> **Page extract**:
[PATCH 2/6] amd/amdkfd: Ignore return code of dma_fence_signal()

Philipp Stanner posted 6 patches 5 days, 9 hours ago
There is a newer version of this series
[PATCH 2/6] amd/amdkfd: Ignore return code of dma_fence_signal()
Posted by Philipp Stanner 5 days, 9 hours ago
The return code of dma_fence_signal() is not really useful as there is
nothing reasonable to do if a fence was already signaled. That return
code shall be removed from the kernel.

Ignore dma_fence_signal()'s return code.

Suggested-by: Christian König <christian.koenig@amd.com>
Signed-off-by: Philipp Stanner <phasta@kernel.org>
---
 drivers/gpu/drm/amd/amdkfd/kfd_process.c | 5 ++---
 1 file changed, 2 insertions(+), 3 deletions(-)

diff --git a/drivers/gpu/drm/amd/amdkfd/kfd_process.c b/drivers/gpu/drm/amd/amdkfd/kfd_process.c
index ddfe30c13e9d..950fafa4b3c3 100644
--- a/drivers/gpu/drm/amd/amdkfd/kfd_process.c
+++ b/drivers/gpu/drm/amd/amdkfd/kfd_process.c
@@ -1986,7 +1986,6 @@ kfd_process_gpuid_from_node(struct kfd_process *p, struct kfd_node *node,
 static int signal_eviction_fence(struct kfd_process *p)
 {
 	struct dma_fence *ef;
-	int ret;
 
 	rcu_read_lock();
 	ef = dma_fence_get_rcu_safe(&p->ef);
@@ -1994,10 +1993,10 @@ static int signal_eviction_fence(struct kfd_process *p)
 	if (!ef)
 		return -EINVAL;
 
-	ret = dma_fence_signal(ef);
+	dma_fence_signal(ef);
 	dma_fence_put(ef);
 
-	return ret;
+	return 0;
 }
 
 static void evict_process_worker(struct work_struct *work)
-- 
2.49.0

Re: [PATCH 2/6] amd/amdkfd: Ignore return code of dma_fence_signal()

> **Data section**:
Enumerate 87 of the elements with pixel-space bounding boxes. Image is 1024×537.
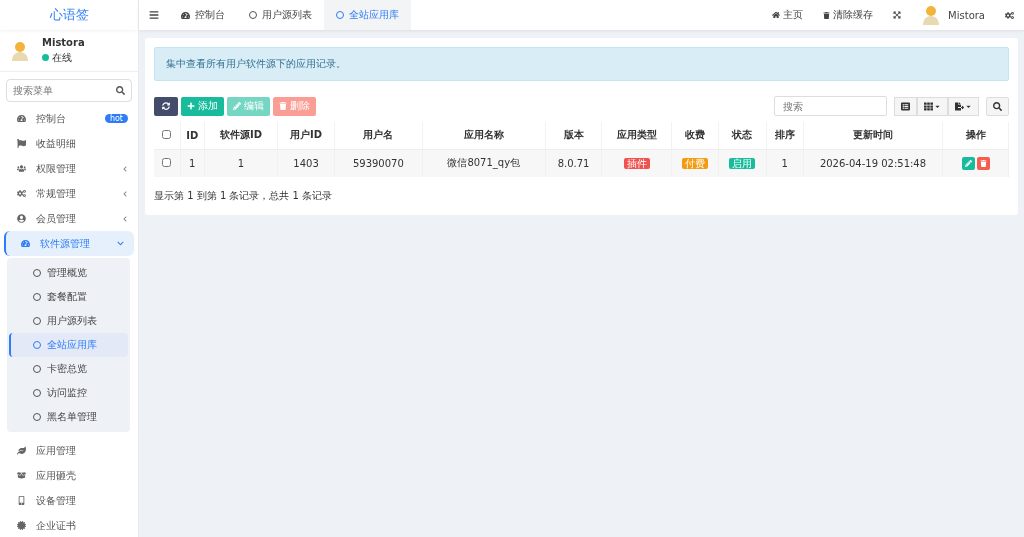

> **Parts of the exercise**:
a – In the patch email, who is credited with suggesting the change?
b – Write the next part of the dma_fence_signal() patch email, starting right after its last line.

> **Task-by-task answers**:
a – Christian König

b –
Posted by Kuehling, Felix 5 days, 1 hour ago
On 2025-11-26 08:19, Philipp Stanner wrote:
> The return code of dma_fence_signal() is not really useful as there is
> nothing reasonable to do if a fence was already signaled. That return
> code shall be removed from the kernel.
>
> Ignore dma_fence_signal()'s return code.

I think this is not correct. Looking at the comment in 
evict_process_worker, we use the return value to decide a race 
conditions where multiple threads are trying to signal the eviction 
fence. Only one of them should schedule the restore work. And the other 
ones need to increment the reference count to keep evictions balanced.

Regards,
   Felix


>
> Suggested-by: Christian König <christian.koenig@amd.com>
> Signed-off-by: Philipp Stanner <phasta@kernel.org>
> ---
>   drivers/gpu/drm/amd/amdkfd/kfd_process.c | 5 ++---
>   1 file changed, 2 insertions(+), 3 deletions(-)
>
> diff --git a/drivers/gpu/drm/amd/amdkfd/kfd_process.c b/drivers/gpu/drm/amd/amdkfd/kfd_process.c
> index ddfe30c13e9d..950fafa4b3c3 100644
> --- a/drivers/gpu/drm/amd/amdkfd/kfd_process.c
> +++ b/drivers/gpu/drm/amd/amdkfd/kfd_process.c
> @@ -1986,7 +1986,6 @@ kfd_process_gpuid_from_node(struct kfd_process *p, struct kfd_node *node,
>   static int signal_eviction_fence(struct kfd_process *p)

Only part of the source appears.